What to produce:
Show, in full, each line of the data that contains "debts".

━━ Data shown

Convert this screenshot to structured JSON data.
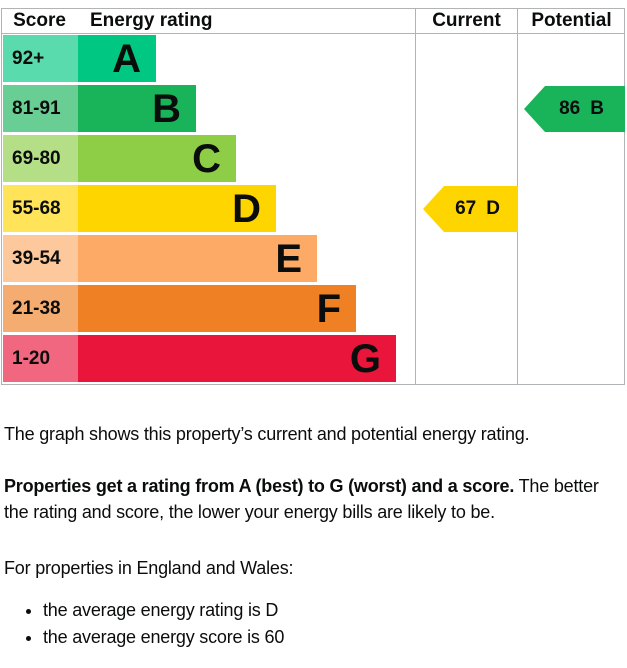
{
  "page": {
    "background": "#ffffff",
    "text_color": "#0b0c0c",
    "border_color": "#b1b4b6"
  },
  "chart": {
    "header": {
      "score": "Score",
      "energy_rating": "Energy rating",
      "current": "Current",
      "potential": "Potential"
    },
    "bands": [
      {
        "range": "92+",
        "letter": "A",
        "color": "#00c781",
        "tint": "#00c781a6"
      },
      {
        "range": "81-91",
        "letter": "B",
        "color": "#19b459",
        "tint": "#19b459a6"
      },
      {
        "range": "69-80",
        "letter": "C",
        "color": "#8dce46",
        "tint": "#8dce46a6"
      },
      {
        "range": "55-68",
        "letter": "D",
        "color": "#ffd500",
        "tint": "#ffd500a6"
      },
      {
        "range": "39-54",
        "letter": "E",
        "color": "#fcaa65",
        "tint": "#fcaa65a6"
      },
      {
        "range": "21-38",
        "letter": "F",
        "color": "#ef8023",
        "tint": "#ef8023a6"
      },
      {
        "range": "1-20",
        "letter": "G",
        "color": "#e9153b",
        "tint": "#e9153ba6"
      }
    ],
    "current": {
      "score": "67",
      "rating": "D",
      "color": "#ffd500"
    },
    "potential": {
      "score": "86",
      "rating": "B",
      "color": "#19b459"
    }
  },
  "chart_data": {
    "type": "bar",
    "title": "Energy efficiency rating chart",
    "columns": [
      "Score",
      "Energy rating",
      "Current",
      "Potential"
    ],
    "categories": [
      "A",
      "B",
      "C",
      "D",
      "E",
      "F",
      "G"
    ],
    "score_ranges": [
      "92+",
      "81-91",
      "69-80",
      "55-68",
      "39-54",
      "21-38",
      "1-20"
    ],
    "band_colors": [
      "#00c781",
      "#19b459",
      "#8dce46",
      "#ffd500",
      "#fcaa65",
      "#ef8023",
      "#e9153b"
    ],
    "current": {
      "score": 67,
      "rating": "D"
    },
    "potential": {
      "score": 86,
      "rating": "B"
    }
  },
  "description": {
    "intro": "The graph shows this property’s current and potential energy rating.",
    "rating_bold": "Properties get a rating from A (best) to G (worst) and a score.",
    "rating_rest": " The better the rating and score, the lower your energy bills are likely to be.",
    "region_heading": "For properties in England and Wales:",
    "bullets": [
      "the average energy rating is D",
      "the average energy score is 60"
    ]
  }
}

━━━━
━━ Data shown

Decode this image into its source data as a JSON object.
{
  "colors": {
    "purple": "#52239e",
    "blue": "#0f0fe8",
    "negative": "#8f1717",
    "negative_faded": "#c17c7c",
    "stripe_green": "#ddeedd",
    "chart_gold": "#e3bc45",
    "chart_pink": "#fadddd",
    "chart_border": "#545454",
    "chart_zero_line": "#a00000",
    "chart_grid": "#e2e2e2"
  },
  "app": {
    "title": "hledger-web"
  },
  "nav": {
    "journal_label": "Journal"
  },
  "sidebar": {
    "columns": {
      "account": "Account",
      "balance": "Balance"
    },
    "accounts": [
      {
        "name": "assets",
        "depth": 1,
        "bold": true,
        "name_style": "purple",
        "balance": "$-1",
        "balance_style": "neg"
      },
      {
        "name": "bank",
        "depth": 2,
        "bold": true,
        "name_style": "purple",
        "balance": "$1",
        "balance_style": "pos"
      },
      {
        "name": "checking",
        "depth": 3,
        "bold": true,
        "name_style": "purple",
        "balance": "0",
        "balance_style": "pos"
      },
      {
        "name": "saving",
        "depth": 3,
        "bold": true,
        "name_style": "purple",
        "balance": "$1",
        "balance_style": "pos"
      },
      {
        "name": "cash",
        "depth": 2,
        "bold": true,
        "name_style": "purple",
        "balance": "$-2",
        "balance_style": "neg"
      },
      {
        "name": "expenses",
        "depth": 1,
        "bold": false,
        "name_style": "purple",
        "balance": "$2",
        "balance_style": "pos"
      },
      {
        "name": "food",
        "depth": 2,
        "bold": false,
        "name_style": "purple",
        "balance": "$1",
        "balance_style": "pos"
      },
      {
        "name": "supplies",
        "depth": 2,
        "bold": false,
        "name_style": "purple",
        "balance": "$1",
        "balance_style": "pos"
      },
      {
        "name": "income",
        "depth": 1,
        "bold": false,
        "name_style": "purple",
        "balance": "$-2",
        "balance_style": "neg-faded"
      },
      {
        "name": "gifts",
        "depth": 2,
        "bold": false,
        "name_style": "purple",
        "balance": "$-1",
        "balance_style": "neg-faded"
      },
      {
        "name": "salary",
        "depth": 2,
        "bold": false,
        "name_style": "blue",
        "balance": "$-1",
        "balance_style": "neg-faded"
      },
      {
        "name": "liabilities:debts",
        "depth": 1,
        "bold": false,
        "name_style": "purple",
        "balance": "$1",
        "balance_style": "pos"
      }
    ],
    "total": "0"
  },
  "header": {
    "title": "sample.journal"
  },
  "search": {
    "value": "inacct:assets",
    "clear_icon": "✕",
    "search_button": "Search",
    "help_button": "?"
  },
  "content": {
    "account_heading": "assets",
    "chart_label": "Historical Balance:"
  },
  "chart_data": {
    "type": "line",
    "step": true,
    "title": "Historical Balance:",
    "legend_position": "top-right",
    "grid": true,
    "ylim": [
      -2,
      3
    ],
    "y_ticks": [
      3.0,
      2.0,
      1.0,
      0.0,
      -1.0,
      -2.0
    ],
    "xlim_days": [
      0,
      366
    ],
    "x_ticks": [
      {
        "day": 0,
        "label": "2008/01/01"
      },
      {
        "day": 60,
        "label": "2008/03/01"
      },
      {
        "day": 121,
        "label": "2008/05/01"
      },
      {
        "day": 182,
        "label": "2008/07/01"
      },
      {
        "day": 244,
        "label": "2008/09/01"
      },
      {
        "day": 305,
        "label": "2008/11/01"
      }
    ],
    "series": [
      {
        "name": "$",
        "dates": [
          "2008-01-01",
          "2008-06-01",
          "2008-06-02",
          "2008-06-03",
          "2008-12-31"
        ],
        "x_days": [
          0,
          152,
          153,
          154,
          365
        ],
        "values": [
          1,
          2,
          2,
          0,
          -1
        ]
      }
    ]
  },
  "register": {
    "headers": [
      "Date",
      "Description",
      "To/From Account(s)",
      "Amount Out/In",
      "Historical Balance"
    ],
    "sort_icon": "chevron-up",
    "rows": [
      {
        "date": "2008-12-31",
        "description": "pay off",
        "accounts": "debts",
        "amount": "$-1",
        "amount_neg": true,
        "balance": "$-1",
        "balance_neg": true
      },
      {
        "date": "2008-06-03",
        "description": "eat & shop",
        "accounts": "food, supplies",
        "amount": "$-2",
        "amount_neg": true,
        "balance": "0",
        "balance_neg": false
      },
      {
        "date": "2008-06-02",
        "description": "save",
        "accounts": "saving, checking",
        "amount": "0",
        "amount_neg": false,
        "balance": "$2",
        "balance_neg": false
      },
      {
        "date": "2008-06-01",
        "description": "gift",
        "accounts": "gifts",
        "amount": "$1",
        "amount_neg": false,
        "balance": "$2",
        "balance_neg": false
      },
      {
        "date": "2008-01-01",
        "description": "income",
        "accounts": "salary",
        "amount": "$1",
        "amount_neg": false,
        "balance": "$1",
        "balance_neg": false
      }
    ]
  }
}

━━━━

Output for this exercise:
        "name": "liabilities:debts",
        "accounts": "debts",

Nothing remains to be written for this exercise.